Dataset listings of figures:
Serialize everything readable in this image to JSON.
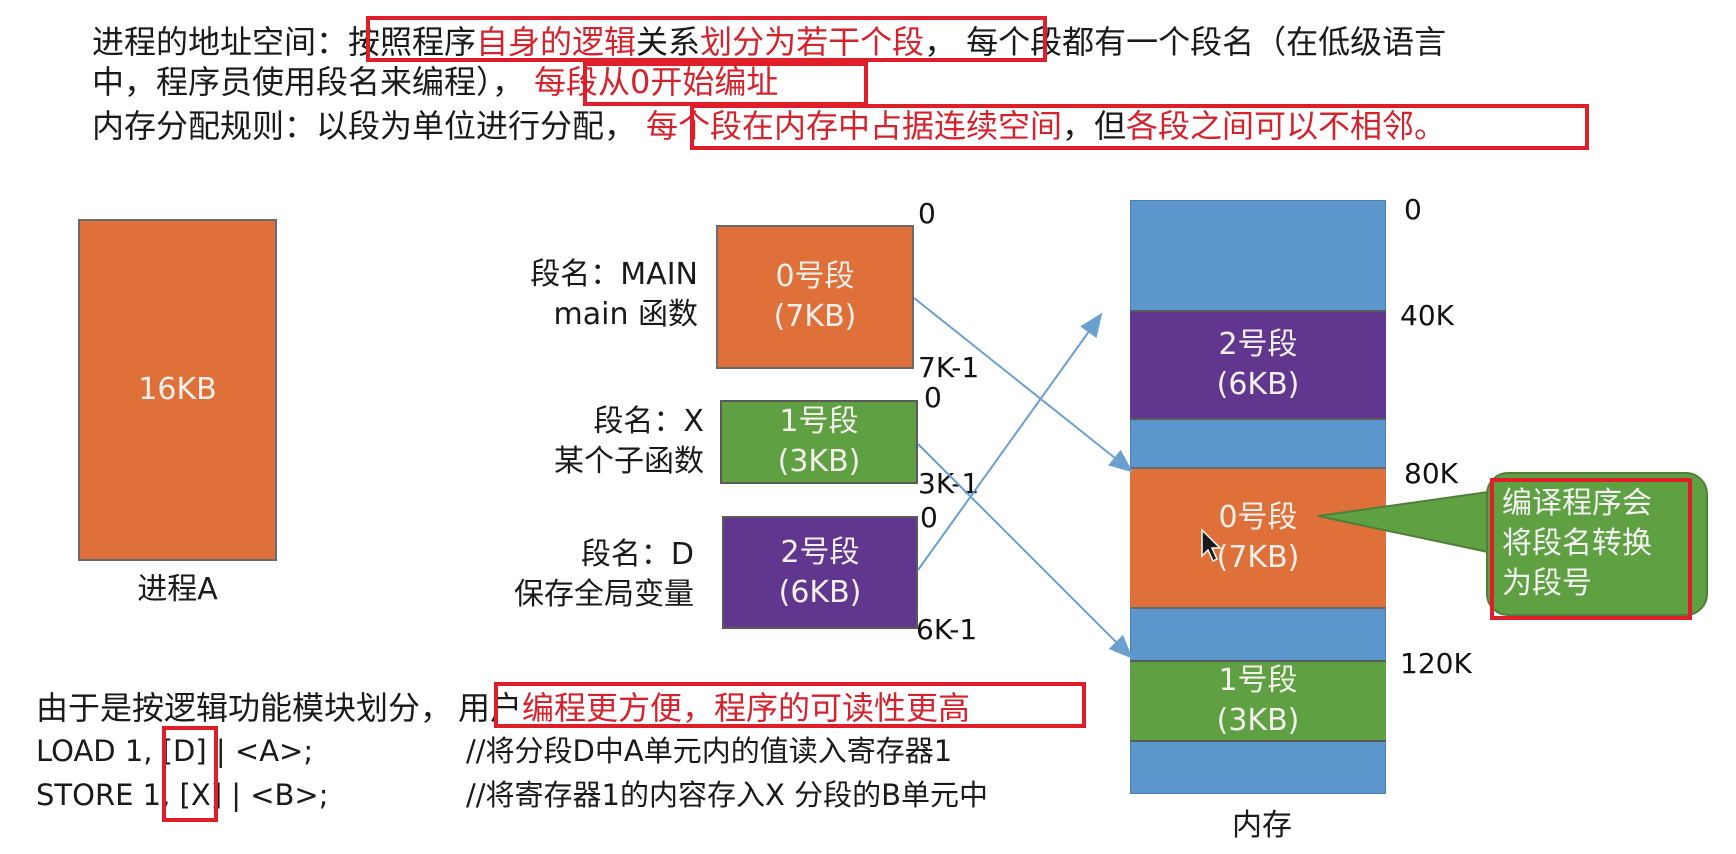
{
  "header": {
    "line1": {
      "prefix": "进程的地址空间：",
      "boxed_parts": [
        {
          "text": "按照程序",
          "red": false
        },
        {
          "text": "自身的逻辑",
          "red": true
        },
        {
          "text": "关系",
          "red": false
        },
        {
          "text": "划分为若干个段",
          "red": true
        },
        {
          "text": "，",
          "red": false
        }
      ],
      "suffix": "每个段都有一个段名（在低级语言"
    },
    "line2": {
      "prefix": "中，程序员使用段名来编程），",
      "boxed": "每段从0开始编址"
    },
    "line3": {
      "prefix": "内存分配规则：以段为单位进行分配，",
      "boxed_parts": [
        {
          "text": "每个段在内存中占据连续空间",
          "red": true
        },
        {
          "text": "，但",
          "red": false
        },
        {
          "text": "各段之间可以不相邻。",
          "red": true
        }
      ]
    }
  },
  "process": {
    "size_label": "16KB",
    "caption": "进程A"
  },
  "segments": [
    {
      "name_line1": "段名：MAIN",
      "name_line2": "main 函数",
      "title": "0号段",
      "size": "(7KB)",
      "start": "0",
      "end": "7K-1"
    },
    {
      "name_line1": "段名：X",
      "name_line2": "某个子函数",
      "title": "1号段",
      "size": "(3KB)",
      "start": "0",
      "end": "3K-1"
    },
    {
      "name_line1": "段名：D",
      "name_line2": "保存全局变量",
      "title": "2号段",
      "size": "(6KB)",
      "start": "0",
      "end": "6K-1"
    }
  ],
  "memory": {
    "caption": "内存",
    "addresses": [
      "0",
      "40K",
      "80K",
      "120K"
    ],
    "blocks": [
      {
        "title": "2号段",
        "size": "(6KB)"
      },
      {
        "title": "0号段",
        "size": "(7KB)"
      },
      {
        "title": "1号段",
        "size": "(3KB)"
      }
    ]
  },
  "callout": {
    "lines": [
      "编译程序会",
      "将段名转换",
      "为段号"
    ]
  },
  "bottom": {
    "line1": {
      "prefix": "由于是按逻辑功能模块划分，",
      "boxed_parts": [
        {
          "text": "用户",
          "red": false
        },
        {
          "text": "编程更方便，程序的可读性更高",
          "red": true
        }
      ]
    },
    "code": [
      {
        "pre": "LOAD 1, ",
        "boxed": "[D]",
        "post": " | <A>;",
        "comment": "//将分段D中A单元内的值读入寄存器1"
      },
      {
        "pre": "STORE 1, ",
        "boxed": "[X]",
        "post": " | <B>;",
        "comment": "//将寄存器1的内容存入X 分段的B单元中"
      }
    ]
  },
  "colors": {
    "segment0": "#e0703a",
    "segment1": "#5fa042",
    "segment2": "#60368f",
    "memory_free": "#5b96cd",
    "highlight_box": "#e01e2a",
    "arrow": "#6a9fcf"
  }
}
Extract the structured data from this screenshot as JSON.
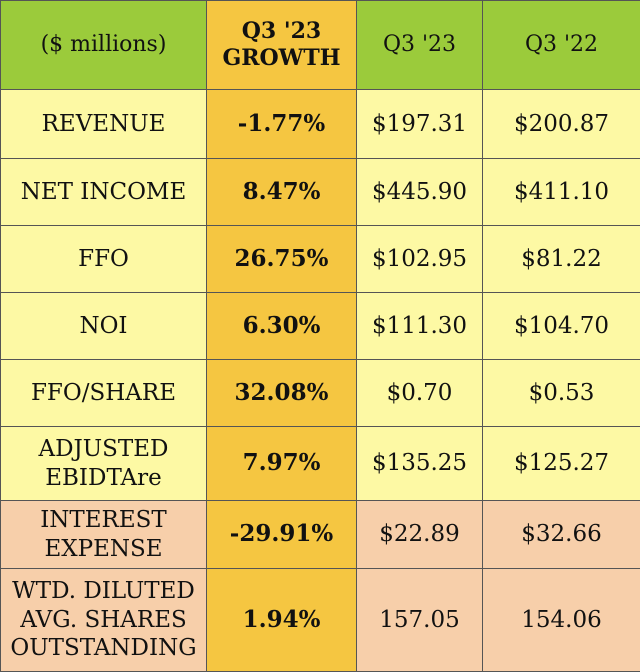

Goal »
Can the entries above be repeated exactly, without their pictures?

Answer for the task »
Serialize everything readable in this image to JSON.
{
  "header": {
    "line1": {
      "prefix": "进程的地址空间：",
      "boxed_parts": [
        {
          "text": "按照程序",
          "red": false
        },
        {
          "text": "自身的逻辑",
          "red": true
        },
        {
          "text": "关系",
          "red": false
        },
        {
          "text": "划分为若干个段",
          "red": true
        },
        {
          "text": "，",
          "red": false
        }
      ],
      "suffix": "每个段都有一个段名（在低级语言"
    },
    "line2": {
      "prefix": "中，程序员使用段名来编程），",
      "boxed": "每段从0开始编址"
    },
    "line3": {
      "prefix": "内存分配规则：以段为单位进行分配，",
      "boxed_parts": [
        {
          "text": "每个段在内存中占据连续空间",
          "red": true
        },
        {
          "text": "，但",
          "red": false
        },
        {
          "text": "各段之间可以不相邻。",
          "red": true
        }
      ]
    }
  },
  "process": {
    "size_label": "16KB",
    "caption": "进程A"
  },
  "segments": [
    {
      "name_line1": "段名：MAIN",
      "name_line2": "main 函数",
      "title": "0号段",
      "size": "(7KB)",
      "start": "0",
      "end": "7K-1"
    },
    {
      "name_line1": "段名：X",
      "name_line2": "某个子函数",
      "title": "1号段",
      "size": "(3KB)",
      "start": "0",
      "end": "3K-1"
    },
    {
      "name_line1": "段名：D",
      "name_line2": "保存全局变量",
      "title": "2号段",
      "size": "(6KB)",
      "start": "0",
      "end": "6K-1"
    }
  ],
  "memory": {
    "caption": "内存",
    "addresses": [
      "0",
      "40K",
      "80K",
      "120K"
    ],
    "blocks": [
      {
        "title": "2号段",
        "size": "(6KB)"
      },
      {
        "title": "0号段",
        "size": "(7KB)"
      },
      {
        "title": "1号段",
        "size": "(3KB)"
      }
    ]
  },
  "callout": {
    "lines": [
      "编译程序会",
      "将段名转换",
      "为段号"
    ]
  },
  "bottom": {
    "line1": {
      "prefix": "由于是按逻辑功能模块划分，",
      "boxed_parts": [
        {
          "text": "用户",
          "red": false
        },
        {
          "text": "编程更方便，程序的可读性更高",
          "red": true
        }
      ]
    },
    "code": [
      {
        "pre": "LOAD 1, ",
        "boxed": "[D]",
        "post": " | <A>;",
        "comment": "//将分段D中A单元内的值读入寄存器1"
      },
      {
        "pre": "STORE 1, ",
        "boxed": "[X]",
        "post": " | <B>;",
        "comment": "//将寄存器1的内容存入X 分段的B单元中"
      }
    ]
  },
  "colors": {
    "segment0": "#e0703a",
    "segment1": "#5fa042",
    "segment2": "#60368f",
    "memory_free": "#5b96cd",
    "highlight_box": "#e01e2a",
    "arrow": "#6a9fcf"
  }
}
Extract the structured data from this screenshot as JSON.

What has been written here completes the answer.